Directions for this task -> For the data that follows, report how many lines contain the word "document", and nothing else.

· · · ·

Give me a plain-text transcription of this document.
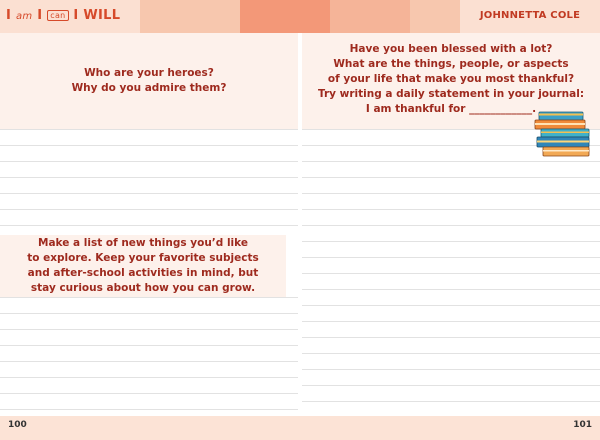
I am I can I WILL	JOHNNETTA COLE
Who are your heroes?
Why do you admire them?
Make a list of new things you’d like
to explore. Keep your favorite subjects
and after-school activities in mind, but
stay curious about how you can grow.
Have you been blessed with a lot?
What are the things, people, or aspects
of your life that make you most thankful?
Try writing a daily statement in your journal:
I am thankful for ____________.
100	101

· · · ·

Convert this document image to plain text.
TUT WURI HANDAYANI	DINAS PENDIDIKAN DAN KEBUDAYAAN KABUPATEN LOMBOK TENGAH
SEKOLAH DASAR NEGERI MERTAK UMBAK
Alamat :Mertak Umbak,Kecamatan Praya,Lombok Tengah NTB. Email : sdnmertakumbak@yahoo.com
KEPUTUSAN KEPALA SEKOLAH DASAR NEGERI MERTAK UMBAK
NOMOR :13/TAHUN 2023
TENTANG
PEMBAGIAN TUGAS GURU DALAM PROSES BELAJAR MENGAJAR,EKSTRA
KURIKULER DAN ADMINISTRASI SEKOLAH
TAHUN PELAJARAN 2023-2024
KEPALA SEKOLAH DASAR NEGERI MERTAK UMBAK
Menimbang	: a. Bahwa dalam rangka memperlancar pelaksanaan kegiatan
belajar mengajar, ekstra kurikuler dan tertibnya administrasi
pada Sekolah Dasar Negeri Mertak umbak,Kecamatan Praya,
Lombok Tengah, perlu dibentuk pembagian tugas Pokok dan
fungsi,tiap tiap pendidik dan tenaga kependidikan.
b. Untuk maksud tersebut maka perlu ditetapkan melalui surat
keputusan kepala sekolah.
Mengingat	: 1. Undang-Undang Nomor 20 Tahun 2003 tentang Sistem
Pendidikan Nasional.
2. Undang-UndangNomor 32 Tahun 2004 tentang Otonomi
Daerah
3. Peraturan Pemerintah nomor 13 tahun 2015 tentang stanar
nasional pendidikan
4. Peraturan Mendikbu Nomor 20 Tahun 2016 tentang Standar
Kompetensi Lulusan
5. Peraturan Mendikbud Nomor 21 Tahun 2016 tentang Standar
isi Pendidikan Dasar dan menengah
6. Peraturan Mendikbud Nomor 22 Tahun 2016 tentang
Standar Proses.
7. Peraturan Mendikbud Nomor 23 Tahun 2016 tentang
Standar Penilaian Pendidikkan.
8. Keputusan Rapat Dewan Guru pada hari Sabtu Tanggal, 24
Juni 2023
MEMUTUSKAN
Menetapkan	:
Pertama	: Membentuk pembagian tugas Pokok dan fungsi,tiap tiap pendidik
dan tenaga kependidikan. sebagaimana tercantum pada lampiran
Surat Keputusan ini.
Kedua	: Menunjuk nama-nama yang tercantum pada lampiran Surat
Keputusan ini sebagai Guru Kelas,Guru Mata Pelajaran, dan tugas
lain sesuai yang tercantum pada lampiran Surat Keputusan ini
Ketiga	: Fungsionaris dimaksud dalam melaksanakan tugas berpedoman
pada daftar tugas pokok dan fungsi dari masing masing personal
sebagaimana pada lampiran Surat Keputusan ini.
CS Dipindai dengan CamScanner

· · · ·

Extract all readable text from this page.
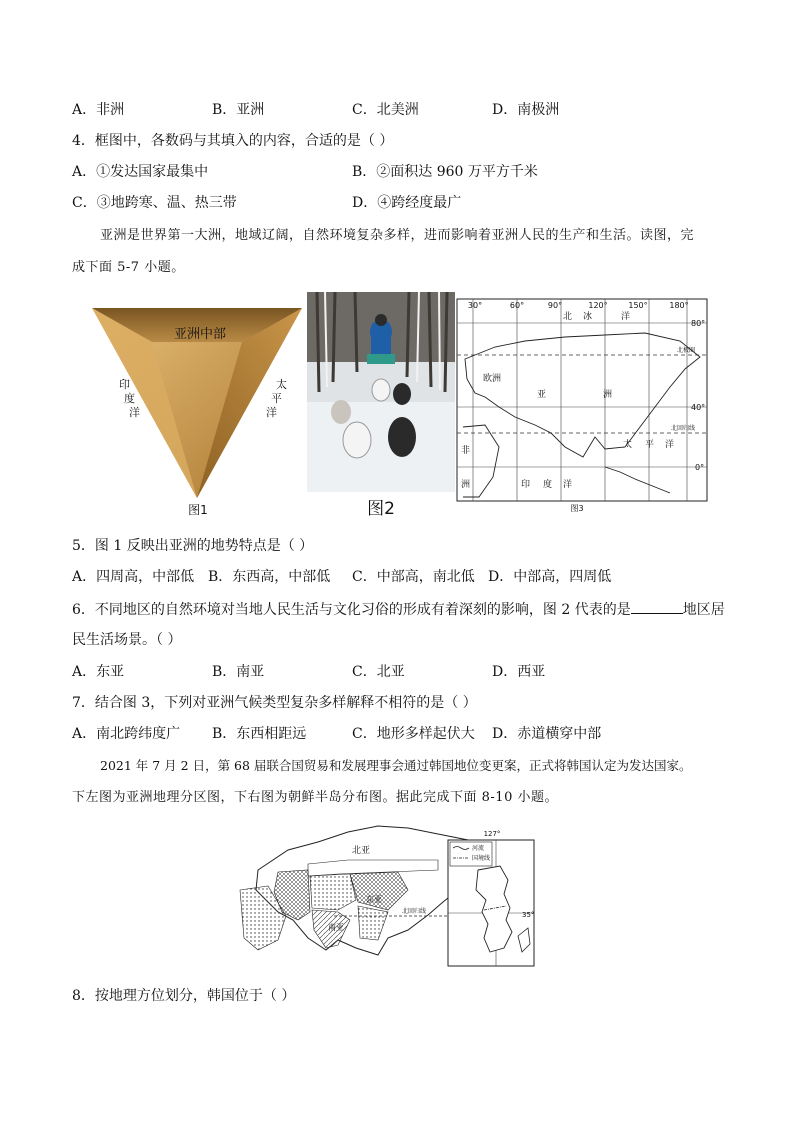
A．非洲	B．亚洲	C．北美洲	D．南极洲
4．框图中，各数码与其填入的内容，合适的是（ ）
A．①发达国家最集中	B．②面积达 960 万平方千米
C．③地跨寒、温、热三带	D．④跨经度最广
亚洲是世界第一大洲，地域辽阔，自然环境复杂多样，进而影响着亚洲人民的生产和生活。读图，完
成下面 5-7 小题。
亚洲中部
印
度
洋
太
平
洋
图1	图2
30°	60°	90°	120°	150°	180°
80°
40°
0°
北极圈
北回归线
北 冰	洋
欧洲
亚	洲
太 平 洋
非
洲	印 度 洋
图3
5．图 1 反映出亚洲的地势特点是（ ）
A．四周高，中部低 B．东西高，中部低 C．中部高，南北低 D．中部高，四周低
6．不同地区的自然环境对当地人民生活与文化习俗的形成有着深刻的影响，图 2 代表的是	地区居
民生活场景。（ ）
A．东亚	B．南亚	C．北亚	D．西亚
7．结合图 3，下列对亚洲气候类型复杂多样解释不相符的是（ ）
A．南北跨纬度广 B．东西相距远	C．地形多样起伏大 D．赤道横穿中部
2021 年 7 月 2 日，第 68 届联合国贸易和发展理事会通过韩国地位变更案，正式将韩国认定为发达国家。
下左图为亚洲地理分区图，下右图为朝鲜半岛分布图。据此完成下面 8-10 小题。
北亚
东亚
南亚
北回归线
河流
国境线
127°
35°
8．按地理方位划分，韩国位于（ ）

· · · ·

Response to the exercise -> 2